**Set problem:**
Every record below should be printed exactly as given.

**Dataset entries:**
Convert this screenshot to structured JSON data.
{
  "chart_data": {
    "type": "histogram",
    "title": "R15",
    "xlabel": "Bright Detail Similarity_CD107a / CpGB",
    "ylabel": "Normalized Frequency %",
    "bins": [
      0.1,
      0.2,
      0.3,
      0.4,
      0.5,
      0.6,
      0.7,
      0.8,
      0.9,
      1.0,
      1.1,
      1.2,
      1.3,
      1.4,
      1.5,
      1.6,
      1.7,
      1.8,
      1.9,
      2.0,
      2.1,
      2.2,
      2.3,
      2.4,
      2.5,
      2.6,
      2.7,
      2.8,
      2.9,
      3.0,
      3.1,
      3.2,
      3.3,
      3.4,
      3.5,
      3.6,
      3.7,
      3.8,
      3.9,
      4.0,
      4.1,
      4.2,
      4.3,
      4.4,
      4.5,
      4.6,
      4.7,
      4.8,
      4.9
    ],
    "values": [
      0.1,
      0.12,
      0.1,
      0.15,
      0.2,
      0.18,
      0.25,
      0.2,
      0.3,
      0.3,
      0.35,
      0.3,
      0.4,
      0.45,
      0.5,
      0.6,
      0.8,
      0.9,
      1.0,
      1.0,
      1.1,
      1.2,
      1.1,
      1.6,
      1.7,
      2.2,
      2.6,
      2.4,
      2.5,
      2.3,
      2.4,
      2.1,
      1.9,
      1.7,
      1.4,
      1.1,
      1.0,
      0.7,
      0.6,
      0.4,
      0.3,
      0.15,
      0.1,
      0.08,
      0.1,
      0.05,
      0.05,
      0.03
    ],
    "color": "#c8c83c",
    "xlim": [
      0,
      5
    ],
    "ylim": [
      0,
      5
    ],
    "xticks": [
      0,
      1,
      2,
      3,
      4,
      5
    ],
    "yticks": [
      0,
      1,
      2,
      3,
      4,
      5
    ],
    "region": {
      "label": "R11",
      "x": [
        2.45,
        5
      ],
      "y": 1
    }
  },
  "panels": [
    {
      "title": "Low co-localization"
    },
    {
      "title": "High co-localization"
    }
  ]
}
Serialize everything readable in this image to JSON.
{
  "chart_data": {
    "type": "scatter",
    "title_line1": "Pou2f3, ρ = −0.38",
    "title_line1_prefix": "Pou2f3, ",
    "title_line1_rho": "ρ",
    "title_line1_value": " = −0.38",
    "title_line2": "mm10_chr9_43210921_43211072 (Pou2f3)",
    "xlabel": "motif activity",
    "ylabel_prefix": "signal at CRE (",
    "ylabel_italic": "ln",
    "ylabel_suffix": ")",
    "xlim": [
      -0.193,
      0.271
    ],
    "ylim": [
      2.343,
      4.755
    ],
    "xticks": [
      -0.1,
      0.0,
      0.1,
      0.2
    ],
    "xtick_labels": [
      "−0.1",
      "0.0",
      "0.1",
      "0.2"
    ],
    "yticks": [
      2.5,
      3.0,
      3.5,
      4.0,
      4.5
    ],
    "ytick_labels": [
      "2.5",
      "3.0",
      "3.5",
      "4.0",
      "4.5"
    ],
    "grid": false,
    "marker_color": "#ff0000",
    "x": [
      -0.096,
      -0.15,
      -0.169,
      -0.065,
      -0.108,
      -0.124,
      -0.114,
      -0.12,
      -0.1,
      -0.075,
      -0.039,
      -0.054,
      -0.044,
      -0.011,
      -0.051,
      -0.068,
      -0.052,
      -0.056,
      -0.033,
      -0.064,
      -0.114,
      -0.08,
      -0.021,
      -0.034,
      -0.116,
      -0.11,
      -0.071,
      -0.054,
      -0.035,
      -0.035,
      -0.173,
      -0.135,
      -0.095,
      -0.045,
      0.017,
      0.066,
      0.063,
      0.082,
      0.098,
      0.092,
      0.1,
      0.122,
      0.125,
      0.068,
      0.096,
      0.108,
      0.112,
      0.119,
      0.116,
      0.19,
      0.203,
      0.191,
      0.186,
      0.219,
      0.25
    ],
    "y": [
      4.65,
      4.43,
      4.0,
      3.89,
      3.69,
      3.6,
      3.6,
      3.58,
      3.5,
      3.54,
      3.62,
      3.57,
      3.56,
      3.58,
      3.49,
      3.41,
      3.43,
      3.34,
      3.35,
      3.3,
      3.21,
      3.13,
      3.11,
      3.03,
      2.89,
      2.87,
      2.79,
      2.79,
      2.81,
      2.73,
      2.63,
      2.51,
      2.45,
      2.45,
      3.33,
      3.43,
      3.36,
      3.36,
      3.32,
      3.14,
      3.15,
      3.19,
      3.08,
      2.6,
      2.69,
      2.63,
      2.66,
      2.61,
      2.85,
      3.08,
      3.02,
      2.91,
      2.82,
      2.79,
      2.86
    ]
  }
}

**Complete answer:**
Convert this screenshot to structured JSON data.
{
  "chart_data": {
    "type": "histogram",
    "title": "R15",
    "xlabel": "Bright Detail Similarity_CD107a / CpGB",
    "ylabel": "Normalized Frequency %",
    "bins": [
      0.1,
      0.2,
      0.3,
      0.4,
      0.5,
      0.6,
      0.7,
      0.8,
      0.9,
      1.0,
      1.1,
      1.2,
      1.3,
      1.4,
      1.5,
      1.6,
      1.7,
      1.8,
      1.9,
      2.0,
      2.1,
      2.2,
      2.3,
      2.4,
      2.5,
      2.6,
      2.7,
      2.8,
      2.9,
      3.0,
      3.1,
      3.2,
      3.3,
      3.4,
      3.5,
      3.6,
      3.7,
      3.8,
      3.9,
      4.0,
      4.1,
      4.2,
      4.3,
      4.4,
      4.5,
      4.6,
      4.7,
      4.8,
      4.9
    ],
    "values": [
      0.1,
      0.12,
      0.1,
      0.15,
      0.2,
      0.18,
      0.25,
      0.2,
      0.3,
      0.3,
      0.35,
      0.3,
      0.4,
      0.45,
      0.5,
      0.6,
      0.8,
      0.9,
      1.0,
      1.0,
      1.1,
      1.2,
      1.1,
      1.6,
      1.7,
      2.2,
      2.6,
      2.4,
      2.5,
      2.3,
      2.4,
      2.1,
      1.9,
      1.7,
      1.4,
      1.1,
      1.0,
      0.7,
      0.6,
      0.4,
      0.3,
      0.15,
      0.1,
      0.08,
      0.1,
      0.05,
      0.05,
      0.03
    ],
    "color": "#c8c83c",
    "xlim": [
      0,
      5
    ],
    "ylim": [
      0,
      5
    ],
    "xticks": [
      0,
      1,
      2,
      3,
      4,
      5
    ],
    "yticks": [
      0,
      1,
      2,
      3,
      4,
      5
    ],
    "region": {
      "label": "R11",
      "x": [
        2.45,
        5
      ],
      "y": 1
    }
  },
  "panels": [
    {
      "title": "Low co-localization"
    },
    {
      "title": "High co-localization"
    }
  ]
}
Serialize everything readable in this image to JSON.
{
  "chart_data": {
    "type": "scatter",
    "title_line1": "Pou2f3, ρ = −0.38",
    "title_line1_prefix": "Pou2f3, ",
    "title_line1_rho": "ρ",
    "title_line1_value": " = −0.38",
    "title_line2": "mm10_chr9_43210921_43211072 (Pou2f3)",
    "xlabel": "motif activity",
    "ylabel_prefix": "signal at CRE (",
    "ylabel_italic": "ln",
    "ylabel_suffix": ")",
    "xlim": [
      -0.193,
      0.271
    ],
    "ylim": [
      2.343,
      4.755
    ],
    "xticks": [
      -0.1,
      0.0,
      0.1,
      0.2
    ],
    "xtick_labels": [
      "−0.1",
      "0.0",
      "0.1",
      "0.2"
    ],
    "yticks": [
      2.5,
      3.0,
      3.5,
      4.0,
      4.5
    ],
    "ytick_labels": [
      "2.5",
      "3.0",
      "3.5",
      "4.0",
      "4.5"
    ],
    "grid": false,
    "marker_color": "#ff0000",
    "x": [
      -0.096,
      -0.15,
      -0.169,
      -0.065,
      -0.108,
      -0.124,
      -0.114,
      -0.12,
      -0.1,
      -0.075,
      -0.039,
      -0.054,
      -0.044,
      -0.011,
      -0.051,
      -0.068,
      -0.052,
      -0.056,
      -0.033,
      -0.064,
      -0.114,
      -0.08,
      -0.021,
      -0.034,
      -0.116,
      -0.11,
      -0.071,
      -0.054,
      -0.035,
      -0.035,
      -0.173,
      -0.135,
      -0.095,
      -0.045,
      0.017,
      0.066,
      0.063,
      0.082,
      0.098,
      0.092,
      0.1,
      0.122,
      0.125,
      0.068,
      0.096,
      0.108,
      0.112,
      0.119,
      0.116,
      0.19,
      0.203,
      0.191,
      0.186,
      0.219,
      0.25
    ],
    "y": [
      4.65,
      4.43,
      4.0,
      3.89,
      3.69,
      3.6,
      3.6,
      3.58,
      3.5,
      3.54,
      3.62,
      3.57,
      3.56,
      3.58,
      3.49,
      3.41,
      3.43,
      3.34,
      3.35,
      3.3,
      3.21,
      3.13,
      3.11,
      3.03,
      2.89,
      2.87,
      2.79,
      2.79,
      2.81,
      2.73,
      2.63,
      2.51,
      2.45,
      2.45,
      3.33,
      3.43,
      3.36,
      3.36,
      3.32,
      3.14,
      3.15,
      3.19,
      3.08,
      2.6,
      2.69,
      2.63,
      2.66,
      2.61,
      2.85,
      3.08,
      3.02,
      2.91,
      2.82,
      2.79,
      2.86
    ]
  }
}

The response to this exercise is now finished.